Podaj ponownie wiersze wszystkich poniższych wpisów bez żadnych zmian, ale pomiń w odpowiedzi obrazy.

◆ ◆ ◆

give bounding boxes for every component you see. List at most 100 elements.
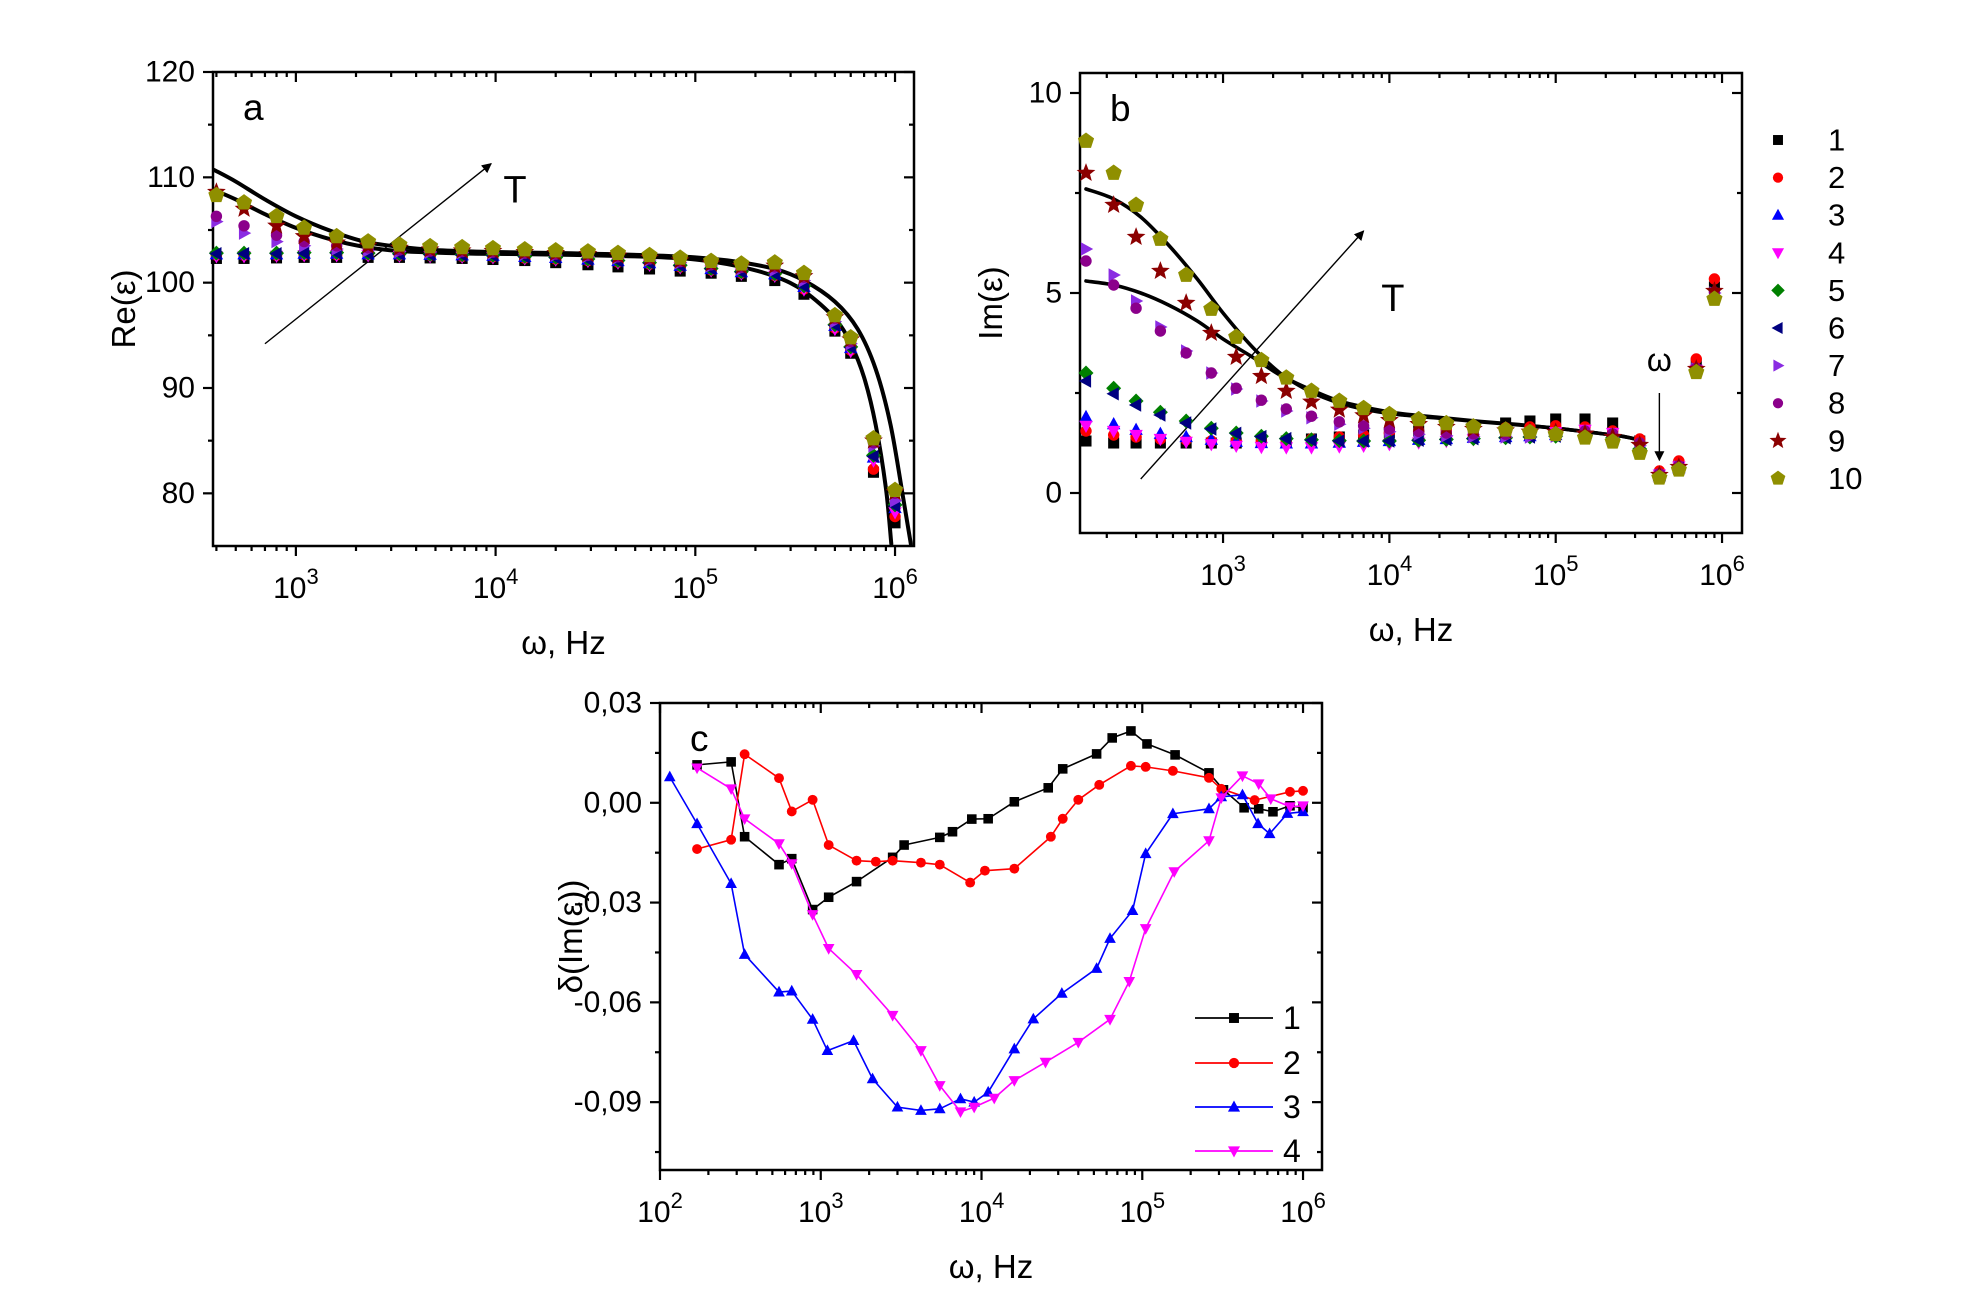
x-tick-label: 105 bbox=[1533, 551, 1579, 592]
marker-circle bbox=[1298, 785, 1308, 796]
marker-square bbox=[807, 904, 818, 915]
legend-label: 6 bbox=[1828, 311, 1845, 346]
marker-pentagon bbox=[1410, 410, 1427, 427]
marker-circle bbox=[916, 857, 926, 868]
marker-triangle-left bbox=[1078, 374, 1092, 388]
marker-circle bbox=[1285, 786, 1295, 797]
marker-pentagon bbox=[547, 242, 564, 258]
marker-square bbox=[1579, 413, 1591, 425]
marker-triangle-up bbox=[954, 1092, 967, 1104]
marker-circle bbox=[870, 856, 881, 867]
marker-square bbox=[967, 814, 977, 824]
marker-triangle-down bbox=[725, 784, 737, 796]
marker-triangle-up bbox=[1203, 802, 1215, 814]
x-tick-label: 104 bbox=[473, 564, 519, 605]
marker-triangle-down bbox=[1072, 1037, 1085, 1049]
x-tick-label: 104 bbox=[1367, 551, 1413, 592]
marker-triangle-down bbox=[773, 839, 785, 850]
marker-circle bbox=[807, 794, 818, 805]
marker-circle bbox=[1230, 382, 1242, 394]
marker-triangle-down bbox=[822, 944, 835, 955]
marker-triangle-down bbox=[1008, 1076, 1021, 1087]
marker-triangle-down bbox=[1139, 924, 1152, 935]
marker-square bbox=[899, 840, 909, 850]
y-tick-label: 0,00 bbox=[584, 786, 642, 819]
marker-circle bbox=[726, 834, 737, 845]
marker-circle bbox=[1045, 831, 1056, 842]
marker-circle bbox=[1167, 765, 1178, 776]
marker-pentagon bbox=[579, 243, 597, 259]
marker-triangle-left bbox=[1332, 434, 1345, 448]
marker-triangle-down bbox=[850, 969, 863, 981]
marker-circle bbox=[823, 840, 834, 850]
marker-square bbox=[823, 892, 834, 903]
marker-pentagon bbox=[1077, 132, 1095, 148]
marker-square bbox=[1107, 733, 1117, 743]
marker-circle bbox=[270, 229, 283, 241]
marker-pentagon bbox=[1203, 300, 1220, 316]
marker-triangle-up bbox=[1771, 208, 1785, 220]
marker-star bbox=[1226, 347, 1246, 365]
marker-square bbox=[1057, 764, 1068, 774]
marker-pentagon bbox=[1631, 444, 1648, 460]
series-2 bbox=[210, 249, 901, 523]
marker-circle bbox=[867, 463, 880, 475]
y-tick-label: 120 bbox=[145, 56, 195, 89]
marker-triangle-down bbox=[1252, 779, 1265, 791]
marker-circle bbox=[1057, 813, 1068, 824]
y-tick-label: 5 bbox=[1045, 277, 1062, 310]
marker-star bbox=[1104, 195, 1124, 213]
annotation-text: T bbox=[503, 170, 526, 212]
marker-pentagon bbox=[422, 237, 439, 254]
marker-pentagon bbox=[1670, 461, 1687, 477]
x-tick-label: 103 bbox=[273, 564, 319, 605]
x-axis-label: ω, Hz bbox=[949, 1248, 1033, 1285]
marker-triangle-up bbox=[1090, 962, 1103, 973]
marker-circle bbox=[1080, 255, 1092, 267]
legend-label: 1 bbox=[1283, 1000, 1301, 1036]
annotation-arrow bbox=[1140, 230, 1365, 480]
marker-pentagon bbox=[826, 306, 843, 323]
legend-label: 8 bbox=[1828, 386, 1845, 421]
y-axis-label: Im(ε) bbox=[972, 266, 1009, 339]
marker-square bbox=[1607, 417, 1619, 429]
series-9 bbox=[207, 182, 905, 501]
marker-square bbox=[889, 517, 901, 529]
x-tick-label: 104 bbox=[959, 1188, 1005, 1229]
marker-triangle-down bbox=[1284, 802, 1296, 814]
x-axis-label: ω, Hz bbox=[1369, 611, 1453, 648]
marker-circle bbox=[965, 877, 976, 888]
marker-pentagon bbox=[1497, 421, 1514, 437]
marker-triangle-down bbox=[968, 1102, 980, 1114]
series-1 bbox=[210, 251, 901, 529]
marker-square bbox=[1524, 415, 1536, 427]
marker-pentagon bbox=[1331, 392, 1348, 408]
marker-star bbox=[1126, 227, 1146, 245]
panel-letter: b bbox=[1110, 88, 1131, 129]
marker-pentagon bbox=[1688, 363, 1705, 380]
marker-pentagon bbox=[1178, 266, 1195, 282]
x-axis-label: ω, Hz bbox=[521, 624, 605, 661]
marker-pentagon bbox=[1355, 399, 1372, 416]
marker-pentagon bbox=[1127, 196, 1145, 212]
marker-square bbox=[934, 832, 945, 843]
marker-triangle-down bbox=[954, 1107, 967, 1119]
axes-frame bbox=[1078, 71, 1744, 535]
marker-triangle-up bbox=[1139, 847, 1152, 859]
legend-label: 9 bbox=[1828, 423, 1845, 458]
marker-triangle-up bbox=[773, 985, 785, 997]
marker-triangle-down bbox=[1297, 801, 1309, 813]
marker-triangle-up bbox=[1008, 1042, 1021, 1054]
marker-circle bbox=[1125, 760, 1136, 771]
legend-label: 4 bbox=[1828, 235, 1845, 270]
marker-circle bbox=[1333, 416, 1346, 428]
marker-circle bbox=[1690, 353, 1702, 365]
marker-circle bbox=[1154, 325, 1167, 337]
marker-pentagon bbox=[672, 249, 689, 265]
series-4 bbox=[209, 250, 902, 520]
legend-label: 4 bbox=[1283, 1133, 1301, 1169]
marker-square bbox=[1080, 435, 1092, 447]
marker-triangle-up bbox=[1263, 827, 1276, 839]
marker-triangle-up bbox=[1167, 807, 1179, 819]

◆ ◆ ◆

POPRAWNA ODPOWIEDŹ:
give bounding boxes for every component you see. List at most 100 elements.
x-tick-label: 105 bbox=[1533, 551, 1579, 592]
marker-circle bbox=[1298, 785, 1308, 796]
marker-square bbox=[807, 904, 818, 915]
legend-label: 6 bbox=[1828, 311, 1845, 346]
marker-pentagon bbox=[1410, 410, 1427, 427]
marker-circle bbox=[916, 857, 926, 868]
marker-triangle-left bbox=[1078, 374, 1092, 388]
marker-circle bbox=[1285, 786, 1295, 797]
marker-pentagon bbox=[547, 242, 564, 258]
marker-square bbox=[1579, 413, 1591, 425]
marker-triangle-up bbox=[954, 1092, 967, 1104]
marker-circle bbox=[870, 856, 881, 867]
marker-square bbox=[967, 814, 977, 824]
marker-triangle-down bbox=[725, 784, 737, 796]
marker-triangle-up bbox=[1203, 802, 1215, 814]
x-tick-label: 104 bbox=[473, 564, 519, 605]
marker-triangle-down bbox=[1072, 1037, 1085, 1049]
x-tick-label: 104 bbox=[1367, 551, 1413, 592]
marker-triangle-down bbox=[773, 839, 785, 850]
marker-circle bbox=[807, 794, 818, 805]
marker-circle bbox=[1230, 382, 1242, 394]
marker-triangle-down bbox=[822, 944, 835, 955]
marker-triangle-down bbox=[1008, 1076, 1021, 1087]
marker-triangle-down bbox=[1139, 924, 1152, 935]
marker-square bbox=[899, 840, 909, 850]
y-tick-label: 0,00 bbox=[584, 786, 642, 819]
marker-circle bbox=[726, 834, 737, 845]
marker-circle bbox=[1045, 831, 1056, 842]
marker-circle bbox=[1167, 765, 1178, 776]
marker-pentagon bbox=[579, 243, 597, 259]
marker-triangle-left bbox=[1332, 434, 1345, 448]
marker-triangle-down bbox=[850, 969, 863, 981]
marker-circle bbox=[823, 840, 834, 850]
marker-square bbox=[823, 892, 834, 903]
marker-pentagon bbox=[1077, 132, 1095, 148]
marker-square bbox=[1107, 733, 1117, 743]
marker-circle bbox=[270, 229, 283, 241]
marker-pentagon bbox=[1203, 300, 1220, 316]
marker-triangle-up bbox=[1771, 208, 1785, 220]
marker-star bbox=[1226, 347, 1246, 365]
marker-square bbox=[1057, 764, 1068, 774]
marker-pentagon bbox=[1631, 444, 1648, 460]
series-2 bbox=[210, 249, 901, 523]
marker-circle bbox=[867, 463, 880, 475]
y-tick-label: 120 bbox=[145, 56, 195, 89]
marker-triangle-down bbox=[1252, 779, 1265, 791]
marker-circle bbox=[1057, 813, 1068, 824]
y-tick-label: 5 bbox=[1045, 277, 1062, 310]
marker-star bbox=[1104, 195, 1124, 213]
annotation-text: T bbox=[503, 170, 526, 212]
marker-pentagon bbox=[422, 237, 439, 254]
marker-pentagon bbox=[1670, 461, 1687, 477]
x-tick-label: 103 bbox=[273, 564, 319, 605]
x-axis-label: ω, Hz bbox=[949, 1248, 1033, 1285]
marker-triangle-up bbox=[1090, 962, 1103, 973]
marker-circle bbox=[1080, 255, 1092, 267]
legend-label: 1 bbox=[1283, 1000, 1301, 1036]
annotation-arrow bbox=[1140, 230, 1365, 480]
marker-pentagon bbox=[826, 306, 843, 323]
legend-label: 8 bbox=[1828, 386, 1845, 421]
y-axis-label: Im(ε) bbox=[972, 266, 1009, 339]
marker-square bbox=[1607, 417, 1619, 429]
series-9 bbox=[207, 182, 905, 501]
marker-square bbox=[889, 517, 901, 529]
x-tick-label: 104 bbox=[959, 1188, 1005, 1229]
marker-triangle-down bbox=[1284, 802, 1296, 814]
x-axis-label: ω, Hz bbox=[1369, 611, 1453, 648]
marker-circle bbox=[965, 877, 976, 888]
marker-pentagon bbox=[1497, 421, 1514, 437]
marker-triangle-down bbox=[968, 1102, 980, 1114]
series-1 bbox=[210, 251, 901, 529]
marker-square bbox=[1524, 415, 1536, 427]
marker-pentagon bbox=[1331, 392, 1348, 408]
marker-star bbox=[1126, 227, 1146, 245]
panel-letter: b bbox=[1110, 88, 1131, 129]
marker-pentagon bbox=[1688, 363, 1705, 380]
marker-pentagon bbox=[1178, 266, 1195, 282]
x-axis-label: ω, Hz bbox=[521, 624, 605, 661]
marker-pentagon bbox=[1355, 399, 1372, 416]
marker-pentagon bbox=[1127, 196, 1145, 212]
marker-square bbox=[934, 832, 945, 843]
marker-triangle-down bbox=[954, 1107, 967, 1119]
axes-frame bbox=[1078, 71, 1744, 535]
marker-triangle-up bbox=[1139, 847, 1152, 859]
legend-label: 9 bbox=[1828, 423, 1845, 458]
marker-triangle-up bbox=[773, 985, 785, 997]
marker-triangle-down bbox=[1297, 801, 1309, 813]
marker-triangle-up bbox=[1008, 1042, 1021, 1054]
marker-circle bbox=[1125, 760, 1136, 771]
legend-label: 4 bbox=[1828, 235, 1845, 270]
marker-circle bbox=[1333, 416, 1346, 428]
marker-circle bbox=[1690, 353, 1702, 365]
marker-circle bbox=[1154, 325, 1167, 337]
marker-pentagon bbox=[672, 249, 689, 265]
series-4 bbox=[209, 250, 902, 520]
legend-label: 4 bbox=[1283, 1133, 1301, 1169]
marker-square bbox=[1080, 435, 1092, 447]
marker-triangle-up bbox=[1263, 827, 1276, 839]
marker-triangle-up bbox=[1167, 807, 1179, 819]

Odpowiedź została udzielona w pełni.